## [What you should do]
What follows is a listing; give it again exactly, in its entirety.

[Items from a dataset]
- - -
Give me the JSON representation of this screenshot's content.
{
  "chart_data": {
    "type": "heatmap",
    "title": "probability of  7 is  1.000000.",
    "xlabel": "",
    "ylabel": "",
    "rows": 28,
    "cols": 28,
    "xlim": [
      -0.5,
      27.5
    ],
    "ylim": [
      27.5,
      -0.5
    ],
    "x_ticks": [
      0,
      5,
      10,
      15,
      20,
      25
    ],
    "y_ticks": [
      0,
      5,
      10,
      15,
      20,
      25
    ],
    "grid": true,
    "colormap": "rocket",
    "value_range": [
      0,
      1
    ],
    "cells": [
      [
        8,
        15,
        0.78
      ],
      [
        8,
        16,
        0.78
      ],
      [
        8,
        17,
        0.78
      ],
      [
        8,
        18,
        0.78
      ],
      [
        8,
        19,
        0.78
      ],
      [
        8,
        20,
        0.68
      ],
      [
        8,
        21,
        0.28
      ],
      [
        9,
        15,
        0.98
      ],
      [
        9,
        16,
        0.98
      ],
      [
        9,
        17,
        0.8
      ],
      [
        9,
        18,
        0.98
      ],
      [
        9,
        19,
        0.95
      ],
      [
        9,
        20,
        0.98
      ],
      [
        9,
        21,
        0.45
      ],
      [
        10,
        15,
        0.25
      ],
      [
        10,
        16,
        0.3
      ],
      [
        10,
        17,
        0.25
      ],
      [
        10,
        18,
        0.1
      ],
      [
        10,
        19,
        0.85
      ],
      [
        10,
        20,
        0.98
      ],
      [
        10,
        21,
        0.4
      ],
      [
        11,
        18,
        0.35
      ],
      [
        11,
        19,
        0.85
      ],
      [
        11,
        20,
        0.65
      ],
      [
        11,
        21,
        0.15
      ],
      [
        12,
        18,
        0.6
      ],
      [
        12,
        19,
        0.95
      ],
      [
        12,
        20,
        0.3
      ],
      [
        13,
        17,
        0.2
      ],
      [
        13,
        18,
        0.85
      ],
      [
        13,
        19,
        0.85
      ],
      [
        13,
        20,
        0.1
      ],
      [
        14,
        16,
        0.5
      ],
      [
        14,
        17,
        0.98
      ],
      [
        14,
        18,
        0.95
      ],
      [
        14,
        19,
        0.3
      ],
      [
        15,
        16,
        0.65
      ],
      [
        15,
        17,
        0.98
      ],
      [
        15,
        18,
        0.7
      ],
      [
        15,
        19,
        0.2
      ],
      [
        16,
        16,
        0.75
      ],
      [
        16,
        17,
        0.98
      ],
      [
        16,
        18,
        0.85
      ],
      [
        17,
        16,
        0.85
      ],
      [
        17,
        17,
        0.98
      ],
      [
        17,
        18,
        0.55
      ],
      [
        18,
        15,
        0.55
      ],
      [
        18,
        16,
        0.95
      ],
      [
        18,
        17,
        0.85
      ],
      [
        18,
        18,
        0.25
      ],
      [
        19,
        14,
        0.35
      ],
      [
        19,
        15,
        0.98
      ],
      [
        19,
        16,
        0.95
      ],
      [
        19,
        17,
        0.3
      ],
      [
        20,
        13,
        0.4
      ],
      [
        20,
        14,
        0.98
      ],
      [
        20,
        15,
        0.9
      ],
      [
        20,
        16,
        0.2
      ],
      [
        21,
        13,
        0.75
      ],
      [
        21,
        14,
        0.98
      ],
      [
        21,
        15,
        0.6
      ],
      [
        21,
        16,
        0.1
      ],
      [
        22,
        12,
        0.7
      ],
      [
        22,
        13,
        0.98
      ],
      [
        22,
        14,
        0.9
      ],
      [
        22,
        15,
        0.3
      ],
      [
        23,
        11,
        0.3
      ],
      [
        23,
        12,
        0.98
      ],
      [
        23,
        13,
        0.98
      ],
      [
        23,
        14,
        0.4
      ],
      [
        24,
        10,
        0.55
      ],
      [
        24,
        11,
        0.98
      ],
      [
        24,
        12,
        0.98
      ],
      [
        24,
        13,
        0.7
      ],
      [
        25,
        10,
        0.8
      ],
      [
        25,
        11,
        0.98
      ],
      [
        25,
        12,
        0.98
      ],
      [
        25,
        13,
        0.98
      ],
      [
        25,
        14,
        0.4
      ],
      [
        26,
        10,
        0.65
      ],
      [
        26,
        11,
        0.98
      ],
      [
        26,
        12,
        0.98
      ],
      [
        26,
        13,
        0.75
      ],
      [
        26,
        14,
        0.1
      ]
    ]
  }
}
- - -
## [Full response]
Give me the JSON representation of this screenshot's content.
{
  "chart_data": {
    "type": "heatmap",
    "title": "probability of  7 is  1.000000.",
    "xlabel": "",
    "ylabel": "",
    "rows": 28,
    "cols": 28,
    "xlim": [
      -0.5,
      27.5
    ],
    "ylim": [
      27.5,
      -0.5
    ],
    "x_ticks": [
      0,
      5,
      10,
      15,
      20,
      25
    ],
    "y_ticks": [
      0,
      5,
      10,
      15,
      20,
      25
    ],
    "grid": true,
    "colormap": "rocket",
    "value_range": [
      0,
      1
    ],
    "cells": [
      [
        8,
        15,
        0.78
      ],
      [
        8,
        16,
        0.78
      ],
      [
        8,
        17,
        0.78
      ],
      [
        8,
        18,
        0.78
      ],
      [
        8,
        19,
        0.78
      ],
      [
        8,
        20,
        0.68
      ],
      [
        8,
        21,
        0.28
      ],
      [
        9,
        15,
        0.98
      ],
      [
        9,
        16,
        0.98
      ],
      [
        9,
        17,
        0.8
      ],
      [
        9,
        18,
        0.98
      ],
      [
        9,
        19,
        0.95
      ],
      [
        9,
        20,
        0.98
      ],
      [
        9,
        21,
        0.45
      ],
      [
        10,
        15,
        0.25
      ],
      [
        10,
        16,
        0.3
      ],
      [
        10,
        17,
        0.25
      ],
      [
        10,
        18,
        0.1
      ],
      [
        10,
        19,
        0.85
      ],
      [
        10,
        20,
        0.98
      ],
      [
        10,
        21,
        0.4
      ],
      [
        11,
        18,
        0.35
      ],
      [
        11,
        19,
        0.85
      ],
      [
        11,
        20,
        0.65
      ],
      [
        11,
        21,
        0.15
      ],
      [
        12,
        18,
        0.6
      ],
      [
        12,
        19,
        0.95
      ],
      [
        12,
        20,
        0.3
      ],
      [
        13,
        17,
        0.2
      ],
      [
        13,
        18,
        0.85
      ],
      [
        13,
        19,
        0.85
      ],
      [
        13,
        20,
        0.1
      ],
      [
        14,
        16,
        0.5
      ],
      [
        14,
        17,
        0.98
      ],
      [
        14,
        18,
        0.95
      ],
      [
        14,
        19,
        0.3
      ],
      [
        15,
        16,
        0.65
      ],
      [
        15,
        17,
        0.98
      ],
      [
        15,
        18,
        0.7
      ],
      [
        15,
        19,
        0.2
      ],
      [
        16,
        16,
        0.75
      ],
      [
        16,
        17,
        0.98
      ],
      [
        16,
        18,
        0.85
      ],
      [
        17,
        16,
        0.85
      ],
      [
        17,
        17,
        0.98
      ],
      [
        17,
        18,
        0.55
      ],
      [
        18,
        15,
        0.55
      ],
      [
        18,
        16,
        0.95
      ],
      [
        18,
        17,
        0.85
      ],
      [
        18,
        18,
        0.25
      ],
      [
        19,
        14,
        0.35
      ],
      [
        19,
        15,
        0.98
      ],
      [
        19,
        16,
        0.95
      ],
      [
        19,
        17,
        0.3
      ],
      [
        20,
        13,
        0.4
      ],
      [
        20,
        14,
        0.98
      ],
      [
        20,
        15,
        0.9
      ],
      [
        20,
        16,
        0.2
      ],
      [
        21,
        13,
        0.75
      ],
      [
        21,
        14,
        0.98
      ],
      [
        21,
        15,
        0.6
      ],
      [
        21,
        16,
        0.1
      ],
      [
        22,
        12,
        0.7
      ],
      [
        22,
        13,
        0.98
      ],
      [
        22,
        14,
        0.9
      ],
      [
        22,
        15,
        0.3
      ],
      [
        23,
        11,
        0.3
      ],
      [
        23,
        12,
        0.98
      ],
      [
        23,
        13,
        0.98
      ],
      [
        23,
        14,
        0.4
      ],
      [
        24,
        10,
        0.55
      ],
      [
        24,
        11,
        0.98
      ],
      [
        24,
        12,
        0.98
      ],
      [
        24,
        13,
        0.7
      ],
      [
        25,
        10,
        0.8
      ],
      [
        25,
        11,
        0.98
      ],
      [
        25,
        12,
        0.98
      ],
      [
        25,
        13,
        0.98
      ],
      [
        25,
        14,
        0.4
      ],
      [
        26,
        10,
        0.65
      ],
      [
        26,
        11,
        0.98
      ],
      [
        26,
        12,
        0.98
      ],
      [
        26,
        13,
        0.75
      ],
      [
        26,
        14,
        0.1
      ]
    ]
  }
}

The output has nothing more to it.